### TASK INSTRUCTIONS
Your task is to repeat the lines below exactly, excluding any pictures they contain.

### DATA LISTING
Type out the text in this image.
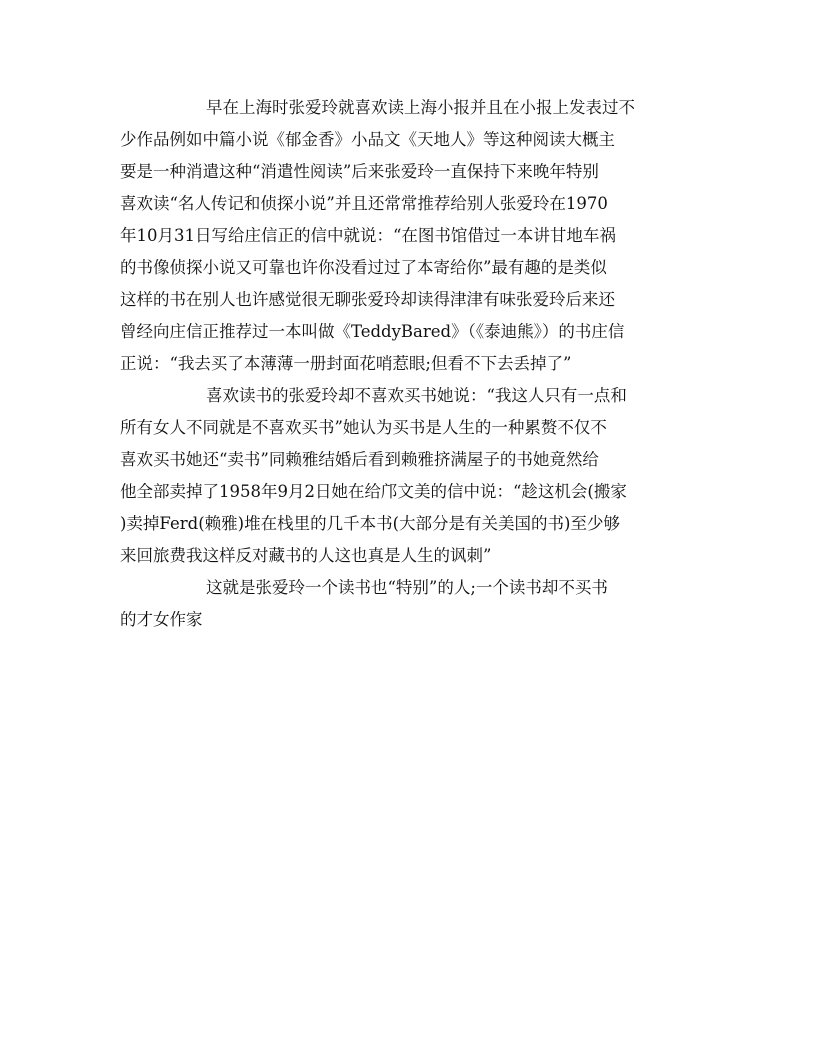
早在上海时张爱玲就喜欢读上海小报并且在小报上发表过不
少作品例如中篇小说《郁金香》小品文《天地人》等这种阅读大概主
要是一种消遣这种“消遣性阅读”后来张爱玲一直保持下来晚年特别
喜欢读“名人传记和侦探小说”并且还常常推荐给别人张爱玲在1970
年10月31日写给庄信正的信中就说：“在图书馆借过一本讲甘地车祸
的书像侦探小说又可靠也许你没看过过了本寄给你”最有趣的是类似
这样的书在别人也许感觉很无聊张爱玲却读得津津有味张爱玲后来还
曾经向庄信正推荐过一本叫做《TeddyBared》（《泰迪熊》）的书庄信
正说：“我去买了本薄薄一册封面花哨惹眼;但看不下去丢掉了”
喜欢读书的张爱玲却不喜欢买书她说：“我这人只有一点和
所有女人不同就是不喜欢买书”她认为买书是人生的一种累赘不仅不
喜欢买书她还“卖书”同赖雅结婚后看到赖雅挤满屋子的书她竟然给
他全部卖掉了1958年9月2日她在给邝文美的信中说：“趁这机会(搬家
)卖掉Ferd(赖雅)堆在栈里的几千本书(大部分是有关美国的书)至少够
来回旅费我这样反对藏书的人这也真是人生的讽刺”
这就是张爱玲一个读书也“特别”的人;一个读书却不买书
的才女作家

### EXERCISE ANSWER
Type out the text in this image.
早在上海时张爱玲就喜欢读上海小报并且在小报上发表过不
少作品例如中篇小说《郁金香》小品文《天地人》等这种阅读大概主
要是一种消遣这种“消遣性阅读”后来张爱玲一直保持下来晚年特别
喜欢读“名人传记和侦探小说”并且还常常推荐给别人张爱玲在1970
年10月31日写给庄信正的信中就说：“在图书馆借过一本讲甘地车祸
的书像侦探小说又可靠也许你没看过过了本寄给你”最有趣的是类似
这样的书在别人也许感觉很无聊张爱玲却读得津津有味张爱玲后来还
曾经向庄信正推荐过一本叫做《TeddyBared》（《泰迪熊》）的书庄信
正说：“我去买了本薄薄一册封面花哨惹眼;但看不下去丢掉了”
喜欢读书的张爱玲却不喜欢买书她说：“我这人只有一点和
所有女人不同就是不喜欢买书”她认为买书是人生的一种累赘不仅不
喜欢买书她还“卖书”同赖雅结婚后看到赖雅挤满屋子的书她竟然给
他全部卖掉了1958年9月2日她在给邝文美的信中说：“趁这机会(搬家
)卖掉Ferd(赖雅)堆在栈里的几千本书(大部分是有关美国的书)至少够
来回旅费我这样反对藏书的人这也真是人生的讽刺”
这就是张爱玲一个读书也“特别”的人;一个读书却不买书
的才女作家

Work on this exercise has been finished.